(WHAT YOU SHOULD DO): Copy every line that holds "with".

________________________

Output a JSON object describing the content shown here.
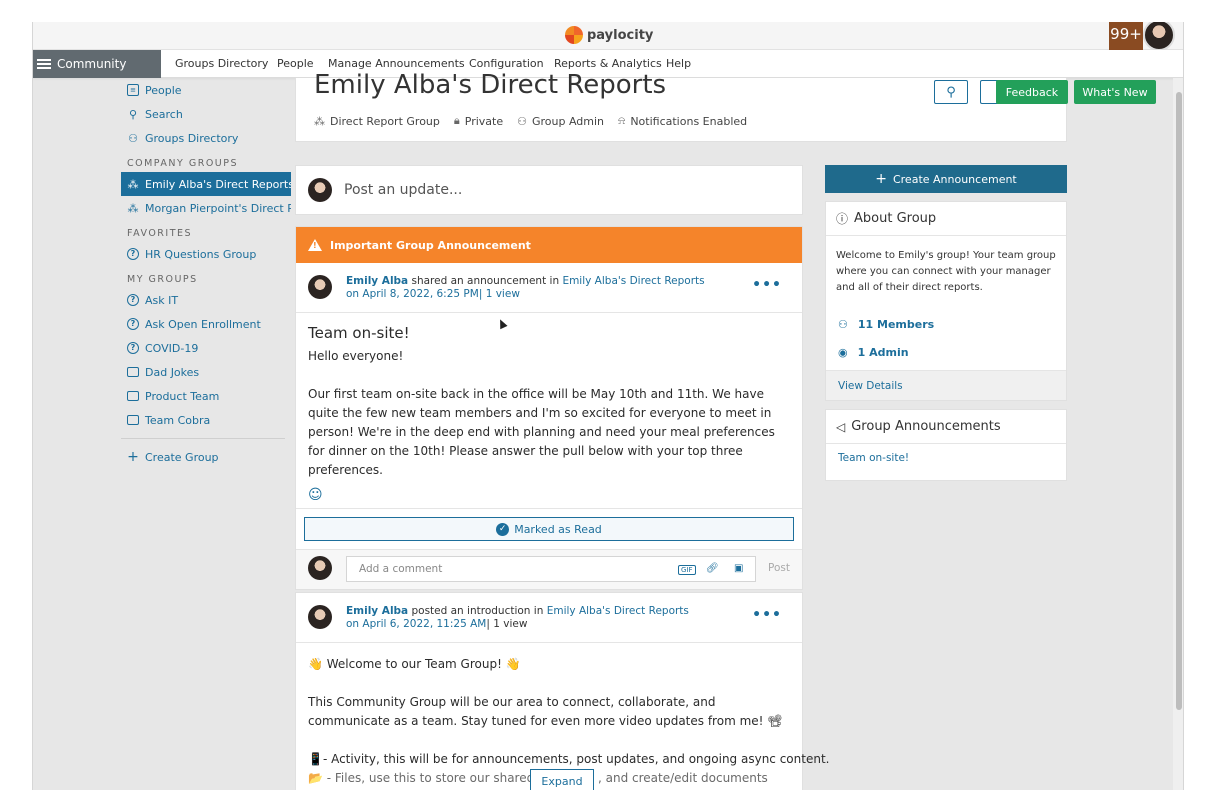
{
  "app": {
    "logo_text": "paylocity",
    "notification_count": "99+"
  },
  "nav": {
    "community_label": "Community",
    "items": [
      {
        "label": "Groups Directory"
      },
      {
        "label": "People"
      },
      {
        "label": "Manage Announcements"
      },
      {
        "label": "Configuration"
      },
      {
        "label": "Reports & Analytics"
      },
      {
        "label": "Help"
      }
    ]
  },
  "sidebar": {
    "top_items": [
      {
        "label": "People",
        "icon": "people-icon"
      },
      {
        "label": "Search",
        "icon": "search-icon"
      },
      {
        "label": "Groups Directory",
        "icon": "groups-icon"
      }
    ],
    "company_heading": "COMPANY GROUPS",
    "company_groups": [
      {
        "label": "Emily Alba's Direct Reports..",
        "active": true
      },
      {
        "label": "Morgan Pierpoint's Direct R",
        "active": false
      }
    ],
    "favorites_heading": "FAVORITES",
    "favorites": [
      {
        "label": "HR Questions Group"
      }
    ],
    "my_groups_heading": "MY GROUPS",
    "my_groups": [
      {
        "label": "Ask IT",
        "icon": "question-icon"
      },
      {
        "label": "Ask Open Enrollment",
        "icon": "question-icon"
      },
      {
        "label": "COVID-19",
        "icon": "question-icon"
      },
      {
        "label": "Dad Jokes",
        "icon": "chat-icon"
      },
      {
        "label": "Product Team",
        "icon": "chat-icon"
      },
      {
        "label": "Team Cobra",
        "icon": "chat-icon"
      }
    ],
    "create_group_label": "Create Group"
  },
  "group": {
    "title": "Emily Alba's Direct Reports",
    "meta": {
      "type": "Direct Report Group",
      "privacy": "Private",
      "role": "Group Admin",
      "notifications": "Notifications Enabled"
    }
  },
  "buttons": {
    "feedback": "Feedback",
    "whats_new": "What's New",
    "create_announcement": "Create Announcement"
  },
  "composer": {
    "placeholder": "Post an update..."
  },
  "announcement_post": {
    "banner": "Important Group Announcement",
    "author": "Emily Alba",
    "action": " shared an announcement in ",
    "group_link": "Emily Alba's Direct Reports",
    "date": "on April 8, 2022, 6:25 PM",
    "views": "| 1 view",
    "title": "Team on-site!",
    "greeting": "Hello everyone!",
    "body": "Our first team on-site back in the office will be May 10th and 11th. We have quite the few new team members and I'm so excited for everyone to meet in person! We're in the deep end with planning and need your meal preferences for dinner on the 10th! Please answer the pull below with your top three preferences.",
    "marked_read": "Marked as Read",
    "comment_placeholder": "Add a comment",
    "gif_label": "GIF",
    "post_label": "Post"
  },
  "intro_post": {
    "author": "Emily Alba",
    "action": " posted an introduction in ",
    "group_link": "Emily Alba's Direct Reports",
    "date": "on April 6, 2022, 11:25 AM",
    "views": "| 1 view",
    "welcome": "👋 Welcome to our Team Group! 👋",
    "body": "This Community Group will be our area to connect, collaborate, and communicate as a team. Stay tuned for even more video updates from me! 📽",
    "activity": "📱- Activity, this will be for announcements, post updates, and ongoing async content.",
    "files_start": "📂 - Files, use this to store our shared",
    "files_end": ", and create/edit documents",
    "expand_label": "Expand"
  },
  "about": {
    "heading": "About Group",
    "description": "Welcome to Emily's group! Your team group where you can connect with your manager and all of their direct reports.",
    "members": "11 Members",
    "admins": "1 Admin",
    "view_details": "View Details"
  },
  "group_announcements": {
    "heading": "Group Announcements",
    "items": [
      {
        "label": "Team on-site!"
      }
    ]
  },
  "colors": {
    "primary": "#1c6e9b",
    "announce_orange": "#f5842a",
    "success_green": "#23a05a",
    "nav_gray": "#616a70"
  }
}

________________________

(RESPONSE FOR THIS EXERCISE):
    "body": "Our first team on-site back in the office will be May 10th and 11th. We have quite the few new team members and I'm so excited for everyone to meet in person! We're in the deep end with planning and need your meal preferences for dinner on the 10th! Please answer the pull below with your top three preferences.",
    "description": "Welcome to Emily's group! Your team group where you can connect with your manager and all of their direct reports.",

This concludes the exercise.